Stated problem.
Pictures stay out of the copy; set down each line of the listing below exactly.

+++ Input

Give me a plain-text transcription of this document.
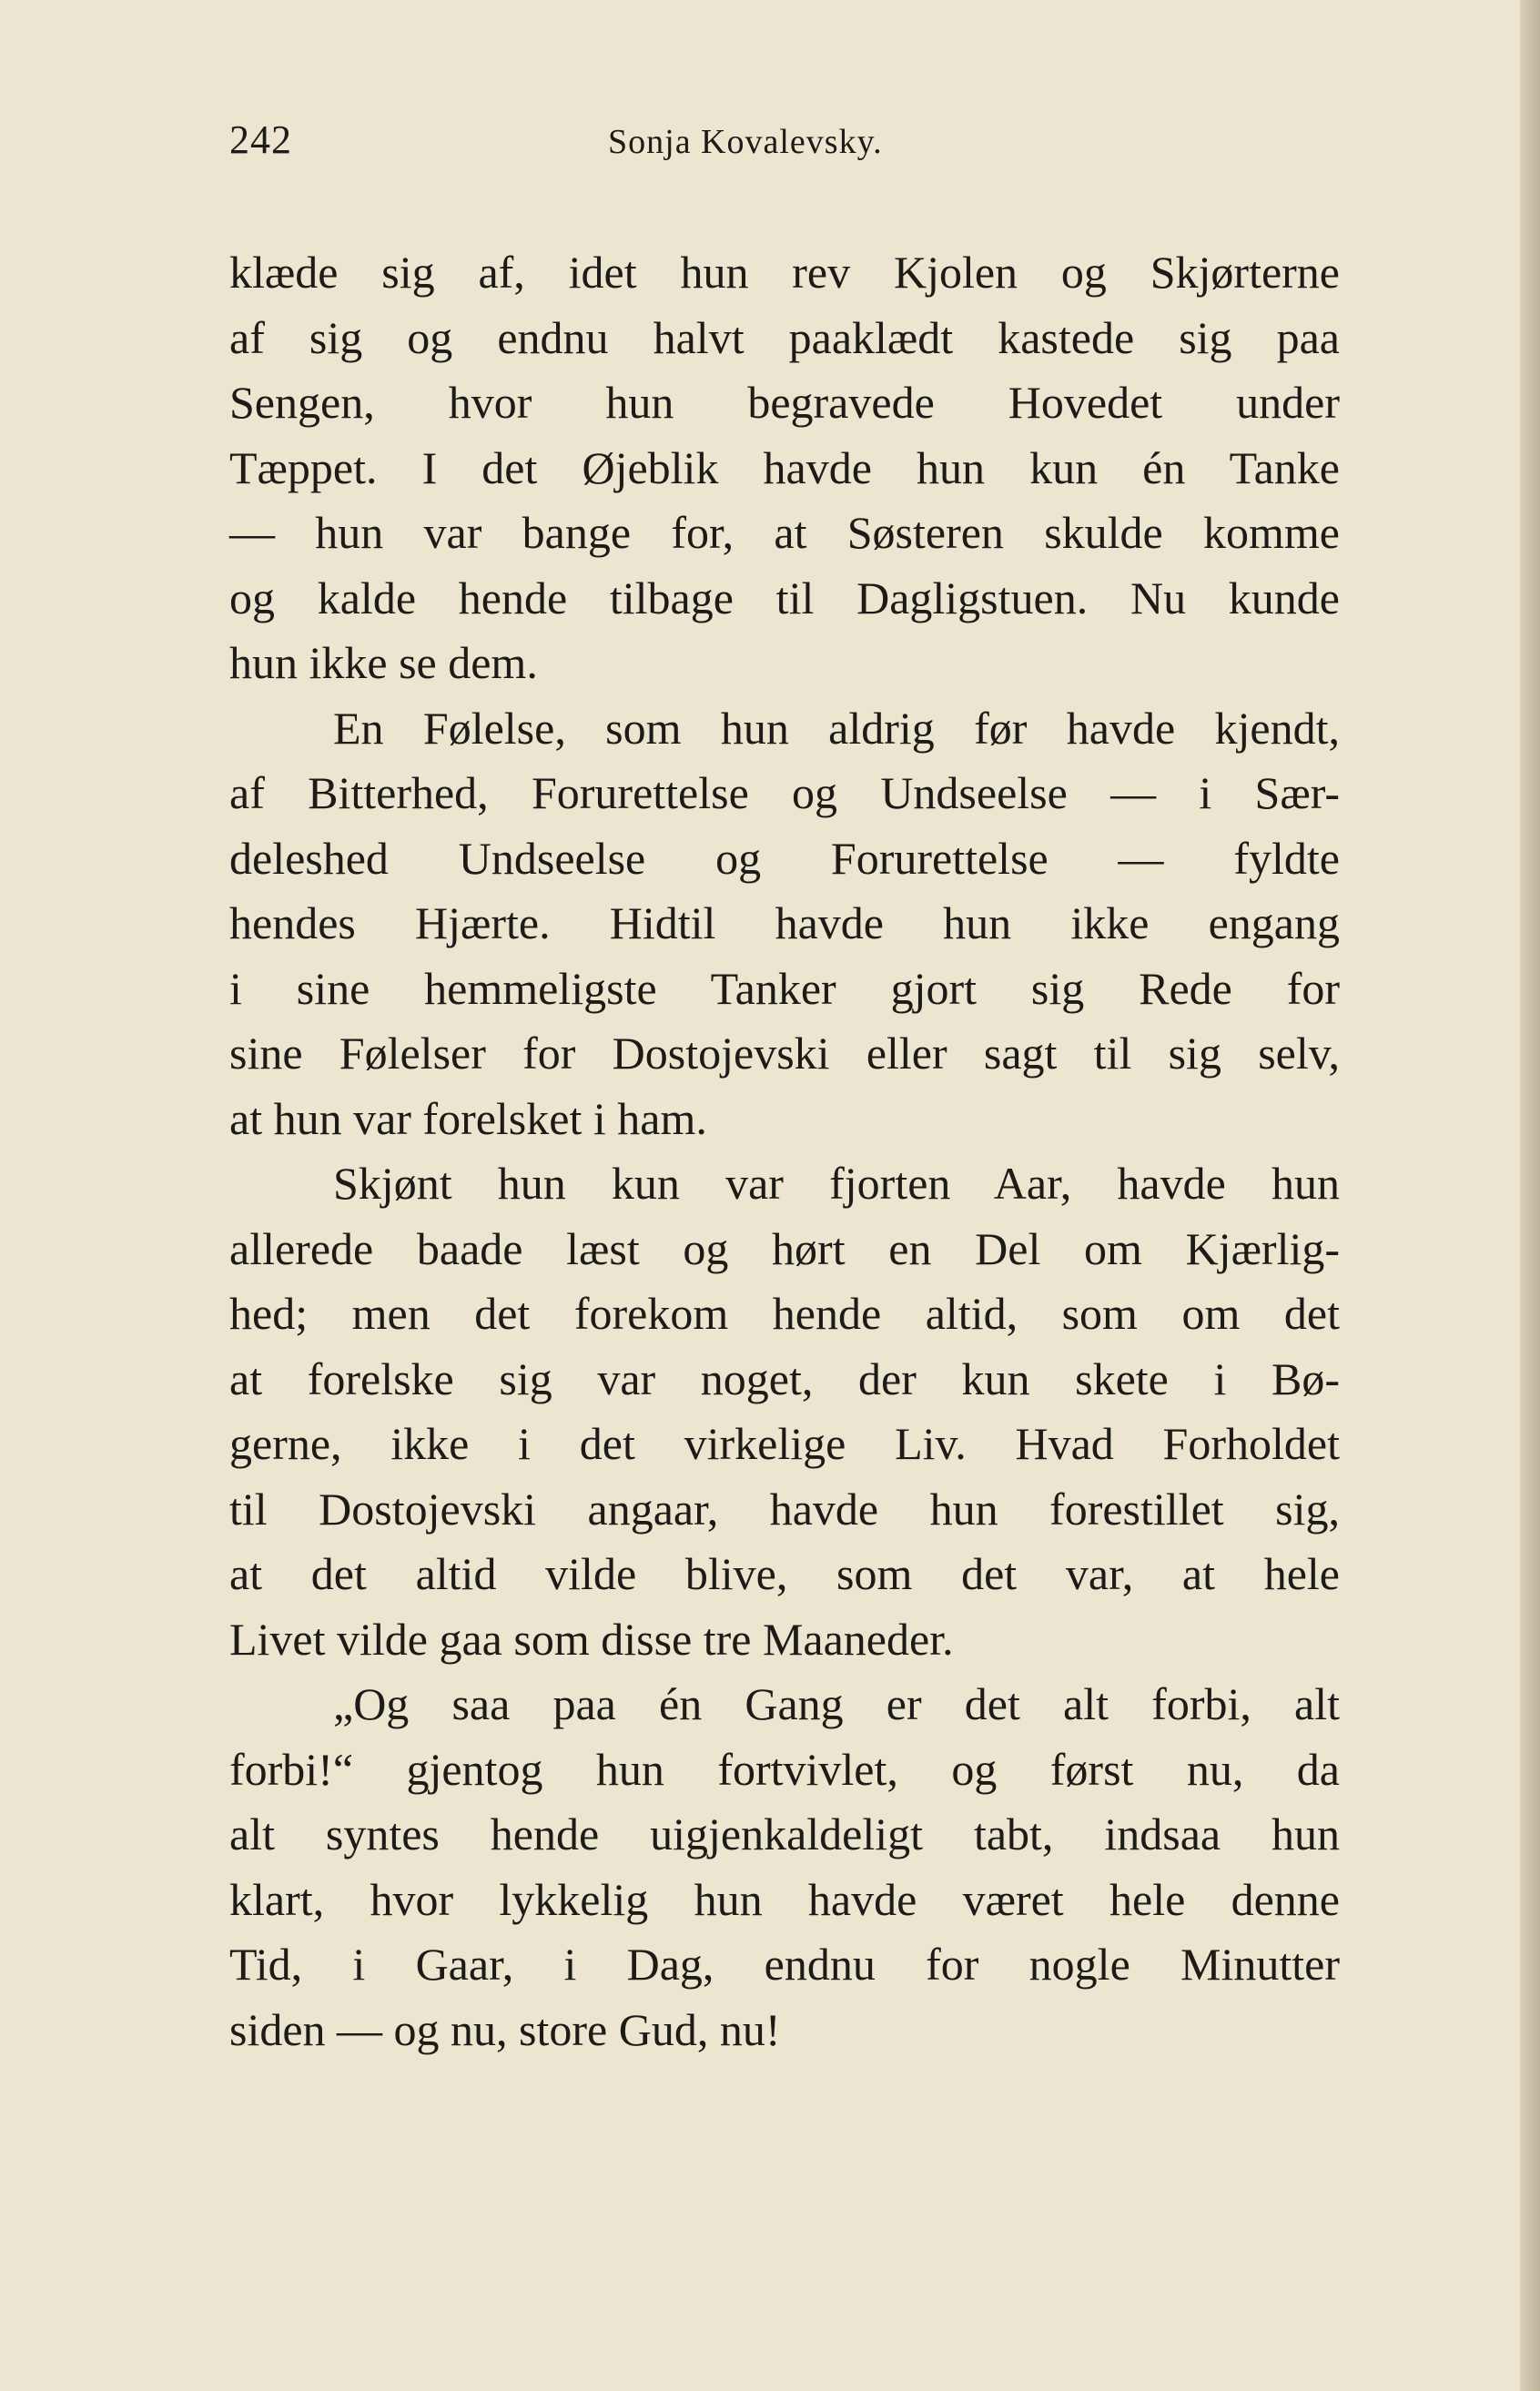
242	Sonja Kovalevsky.
klæde sig af, idet hun rev Kjolen og Skjørterne
af sig og endnu halvt paaklædt kastede sig paa
Sengen, hvor hun begravede Hovedet under
Tæppet. I det Øjeblik havde hun kun én Tanke
— hun var bange for, at Søsteren skulde komme
og kalde hende tilbage til Dagligstuen. Nu kunde
hun ikke se dem.
En Følelse, som hun aldrig før havde kjendt,
af Bitterhed, Forurettelse og Undseelse — i Sær-
deleshed Undseelse og Forurettelse — fyldte
hendes Hjærte. Hidtil havde hun ikke engang
i sine hemmeligste Tanker gjort sig Rede for
sine Følelser for Dostojevski eller sagt til sig selv,
at hun var forelsket i ham.
Skjønt hun kun var fjorten Aar, havde hun
allerede baade læst og hørt en Del om Kjærlig-
hed; men det forekom hende altid, som om det
at forelske sig var noget, der kun skete i Bø-
gerne, ikke i det virkelige Liv. Hvad Forholdet
til Dostojevski angaar, havde hun forestillet sig,
at det altid vilde blive, som det var, at hele
Livet vilde gaa som disse tre Maaneder.
„Og saa paa én Gang er det alt forbi, alt
forbi!“ gjentog hun fortvivlet, og først nu, da
alt syntes hende uigjenkaldeligt tabt, indsaa hun
klart, hvor lykkelig hun havde været hele denne
Tid, i Gaar, i Dag, endnu for nogle Minutter
siden — og nu, store Gud, nu!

++++++

Exercise response.
Give me a plain-text transcription of this document.
242	Sonja Kovalevsky.
klæde sig af, idet hun rev Kjolen og Skjørterne
af sig og endnu halvt paaklædt kastede sig paa
Sengen, hvor hun begravede Hovedet under
Tæppet. I det Øjeblik havde hun kun én Tanke
— hun var bange for, at Søsteren skulde komme
og kalde hende tilbage til Dagligstuen. Nu kunde
hun ikke se dem.
En Følelse, som hun aldrig før havde kjendt,
af Bitterhed, Forurettelse og Undseelse — i Sær-
deleshed Undseelse og Forurettelse — fyldte
hendes Hjærte. Hidtil havde hun ikke engang
i sine hemmeligste Tanker gjort sig Rede for
sine Følelser for Dostojevski eller sagt til sig selv,
at hun var forelsket i ham.
Skjønt hun kun var fjorten Aar, havde hun
allerede baade læst og hørt en Del om Kjærlig-
hed; men det forekom hende altid, som om det
at forelske sig var noget, der kun skete i Bø-
gerne, ikke i det virkelige Liv. Hvad Forholdet
til Dostojevski angaar, havde hun forestillet sig,
at det altid vilde blive, som det var, at hele
Livet vilde gaa som disse tre Maaneder.
„Og saa paa én Gang er det alt forbi, alt
forbi!“ gjentog hun fortvivlet, og først nu, da
alt syntes hende uigjenkaldeligt tabt, indsaa hun
klart, hvor lykkelig hun havde været hele denne
Tid, i Gaar, i Dag, endnu for nogle Minutter
siden — og nu, store Gud, nu!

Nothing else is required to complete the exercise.